» **What you need to do**
Pull out every line of the listing below where "Load" appears.

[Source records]
↓

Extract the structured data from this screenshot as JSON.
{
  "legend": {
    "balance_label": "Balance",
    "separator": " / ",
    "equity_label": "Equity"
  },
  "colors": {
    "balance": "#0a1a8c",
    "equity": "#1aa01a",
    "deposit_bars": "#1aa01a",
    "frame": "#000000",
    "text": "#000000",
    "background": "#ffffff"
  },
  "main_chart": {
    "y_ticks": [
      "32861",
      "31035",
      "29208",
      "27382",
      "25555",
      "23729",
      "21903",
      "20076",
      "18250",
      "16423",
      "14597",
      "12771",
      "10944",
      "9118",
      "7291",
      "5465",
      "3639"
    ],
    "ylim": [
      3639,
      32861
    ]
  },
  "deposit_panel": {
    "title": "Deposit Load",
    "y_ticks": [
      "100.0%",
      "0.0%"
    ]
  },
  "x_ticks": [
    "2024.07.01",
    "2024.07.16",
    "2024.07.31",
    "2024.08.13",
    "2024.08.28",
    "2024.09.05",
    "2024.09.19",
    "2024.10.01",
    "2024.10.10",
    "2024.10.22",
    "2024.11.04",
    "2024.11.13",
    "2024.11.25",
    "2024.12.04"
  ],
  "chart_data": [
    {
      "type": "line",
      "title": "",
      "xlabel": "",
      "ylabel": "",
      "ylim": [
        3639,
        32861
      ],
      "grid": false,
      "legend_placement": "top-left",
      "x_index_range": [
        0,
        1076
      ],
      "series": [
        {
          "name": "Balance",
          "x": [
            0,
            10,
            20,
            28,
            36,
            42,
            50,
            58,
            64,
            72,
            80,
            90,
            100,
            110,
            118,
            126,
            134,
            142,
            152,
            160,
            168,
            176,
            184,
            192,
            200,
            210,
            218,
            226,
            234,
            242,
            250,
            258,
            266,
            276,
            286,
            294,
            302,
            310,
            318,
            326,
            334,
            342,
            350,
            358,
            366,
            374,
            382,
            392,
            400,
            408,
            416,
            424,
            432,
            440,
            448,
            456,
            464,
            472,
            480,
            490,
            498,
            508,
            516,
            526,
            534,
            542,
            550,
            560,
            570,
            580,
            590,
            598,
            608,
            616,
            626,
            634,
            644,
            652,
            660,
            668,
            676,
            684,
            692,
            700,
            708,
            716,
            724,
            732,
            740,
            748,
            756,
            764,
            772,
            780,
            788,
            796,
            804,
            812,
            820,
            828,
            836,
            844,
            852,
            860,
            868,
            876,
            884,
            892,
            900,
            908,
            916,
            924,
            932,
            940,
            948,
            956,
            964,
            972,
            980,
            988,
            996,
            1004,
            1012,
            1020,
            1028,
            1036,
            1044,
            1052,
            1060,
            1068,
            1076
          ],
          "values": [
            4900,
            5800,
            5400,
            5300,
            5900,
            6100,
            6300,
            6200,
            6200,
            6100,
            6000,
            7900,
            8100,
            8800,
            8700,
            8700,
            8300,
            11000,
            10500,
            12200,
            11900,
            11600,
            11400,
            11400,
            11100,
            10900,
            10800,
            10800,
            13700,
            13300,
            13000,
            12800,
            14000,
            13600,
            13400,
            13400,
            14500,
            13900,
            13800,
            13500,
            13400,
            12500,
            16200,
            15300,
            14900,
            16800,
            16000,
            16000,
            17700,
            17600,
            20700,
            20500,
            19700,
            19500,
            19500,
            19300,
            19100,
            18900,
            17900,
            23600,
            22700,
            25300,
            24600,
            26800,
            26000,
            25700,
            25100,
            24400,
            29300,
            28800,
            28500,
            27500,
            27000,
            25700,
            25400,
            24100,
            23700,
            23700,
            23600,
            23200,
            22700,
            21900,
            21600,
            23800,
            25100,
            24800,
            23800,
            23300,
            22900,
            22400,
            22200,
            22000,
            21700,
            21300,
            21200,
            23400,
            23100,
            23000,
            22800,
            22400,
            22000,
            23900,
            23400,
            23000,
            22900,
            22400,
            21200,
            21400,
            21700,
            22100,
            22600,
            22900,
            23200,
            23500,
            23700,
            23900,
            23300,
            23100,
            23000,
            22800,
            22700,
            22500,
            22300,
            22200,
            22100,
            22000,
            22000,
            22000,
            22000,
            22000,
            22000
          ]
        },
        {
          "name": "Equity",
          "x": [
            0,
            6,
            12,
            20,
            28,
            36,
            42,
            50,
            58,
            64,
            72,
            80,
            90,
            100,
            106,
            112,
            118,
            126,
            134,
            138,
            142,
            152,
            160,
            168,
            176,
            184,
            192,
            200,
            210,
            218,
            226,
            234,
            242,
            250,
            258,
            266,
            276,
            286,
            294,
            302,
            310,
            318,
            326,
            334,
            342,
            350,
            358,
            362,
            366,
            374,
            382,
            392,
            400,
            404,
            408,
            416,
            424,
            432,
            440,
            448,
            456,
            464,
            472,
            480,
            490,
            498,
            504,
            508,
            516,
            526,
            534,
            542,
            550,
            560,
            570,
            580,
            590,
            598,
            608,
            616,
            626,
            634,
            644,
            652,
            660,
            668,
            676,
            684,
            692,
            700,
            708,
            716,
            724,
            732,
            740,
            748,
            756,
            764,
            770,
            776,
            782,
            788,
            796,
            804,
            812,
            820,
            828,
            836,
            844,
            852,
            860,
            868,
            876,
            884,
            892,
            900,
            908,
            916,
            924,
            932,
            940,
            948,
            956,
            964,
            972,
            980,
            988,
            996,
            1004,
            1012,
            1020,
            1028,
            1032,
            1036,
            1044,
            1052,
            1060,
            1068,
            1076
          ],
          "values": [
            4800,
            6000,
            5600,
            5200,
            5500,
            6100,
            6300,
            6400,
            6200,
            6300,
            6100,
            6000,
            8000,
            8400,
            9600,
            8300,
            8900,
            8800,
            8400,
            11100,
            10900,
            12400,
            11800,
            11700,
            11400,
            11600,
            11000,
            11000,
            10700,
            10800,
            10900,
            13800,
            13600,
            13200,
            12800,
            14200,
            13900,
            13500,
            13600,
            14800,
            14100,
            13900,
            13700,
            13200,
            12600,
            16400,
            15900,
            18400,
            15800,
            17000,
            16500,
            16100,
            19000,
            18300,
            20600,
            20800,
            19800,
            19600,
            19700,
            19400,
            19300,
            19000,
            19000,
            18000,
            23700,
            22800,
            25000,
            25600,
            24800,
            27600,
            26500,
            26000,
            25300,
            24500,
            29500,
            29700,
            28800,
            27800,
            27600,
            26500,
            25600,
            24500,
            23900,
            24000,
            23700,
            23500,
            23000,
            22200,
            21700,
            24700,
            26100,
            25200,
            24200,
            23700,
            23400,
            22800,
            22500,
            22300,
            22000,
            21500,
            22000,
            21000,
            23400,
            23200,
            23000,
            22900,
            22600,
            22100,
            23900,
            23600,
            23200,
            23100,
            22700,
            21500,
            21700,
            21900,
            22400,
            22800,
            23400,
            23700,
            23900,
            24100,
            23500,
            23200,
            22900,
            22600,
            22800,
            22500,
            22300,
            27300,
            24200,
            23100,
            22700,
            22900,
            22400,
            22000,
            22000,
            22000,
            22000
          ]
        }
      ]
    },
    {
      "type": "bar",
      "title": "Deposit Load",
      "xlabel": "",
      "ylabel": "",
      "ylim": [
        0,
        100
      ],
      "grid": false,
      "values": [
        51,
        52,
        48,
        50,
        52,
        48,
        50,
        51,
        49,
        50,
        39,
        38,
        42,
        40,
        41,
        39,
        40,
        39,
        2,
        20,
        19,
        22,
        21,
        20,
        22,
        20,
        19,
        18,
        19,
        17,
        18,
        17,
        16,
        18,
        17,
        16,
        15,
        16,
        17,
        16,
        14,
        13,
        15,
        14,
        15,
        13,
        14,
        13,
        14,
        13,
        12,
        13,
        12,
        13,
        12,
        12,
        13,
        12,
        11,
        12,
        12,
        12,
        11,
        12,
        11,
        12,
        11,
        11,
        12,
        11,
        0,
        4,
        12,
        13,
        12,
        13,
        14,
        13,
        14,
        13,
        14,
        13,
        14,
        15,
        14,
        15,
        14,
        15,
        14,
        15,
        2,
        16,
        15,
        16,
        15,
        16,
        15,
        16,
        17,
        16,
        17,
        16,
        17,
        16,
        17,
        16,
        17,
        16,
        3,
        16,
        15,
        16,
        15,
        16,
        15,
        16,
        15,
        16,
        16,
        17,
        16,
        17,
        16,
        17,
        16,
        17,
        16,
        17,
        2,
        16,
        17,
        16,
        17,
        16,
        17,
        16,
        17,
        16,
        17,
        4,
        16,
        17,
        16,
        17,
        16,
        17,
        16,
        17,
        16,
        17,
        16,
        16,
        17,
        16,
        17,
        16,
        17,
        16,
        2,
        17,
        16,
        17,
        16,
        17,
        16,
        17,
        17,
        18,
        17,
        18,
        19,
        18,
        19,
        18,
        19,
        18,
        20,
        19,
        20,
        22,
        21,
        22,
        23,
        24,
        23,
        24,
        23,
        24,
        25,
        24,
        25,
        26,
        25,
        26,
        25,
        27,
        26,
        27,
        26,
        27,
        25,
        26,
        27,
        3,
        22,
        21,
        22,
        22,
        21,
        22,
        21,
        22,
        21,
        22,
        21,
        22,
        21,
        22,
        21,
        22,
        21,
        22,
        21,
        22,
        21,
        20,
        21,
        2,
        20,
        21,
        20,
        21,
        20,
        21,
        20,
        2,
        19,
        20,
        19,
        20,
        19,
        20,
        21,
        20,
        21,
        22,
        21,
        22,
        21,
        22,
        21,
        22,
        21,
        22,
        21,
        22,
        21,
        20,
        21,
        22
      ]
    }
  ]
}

↑

» **Task result**
    "title": "Deposit Load",
      "title": "Deposit Load",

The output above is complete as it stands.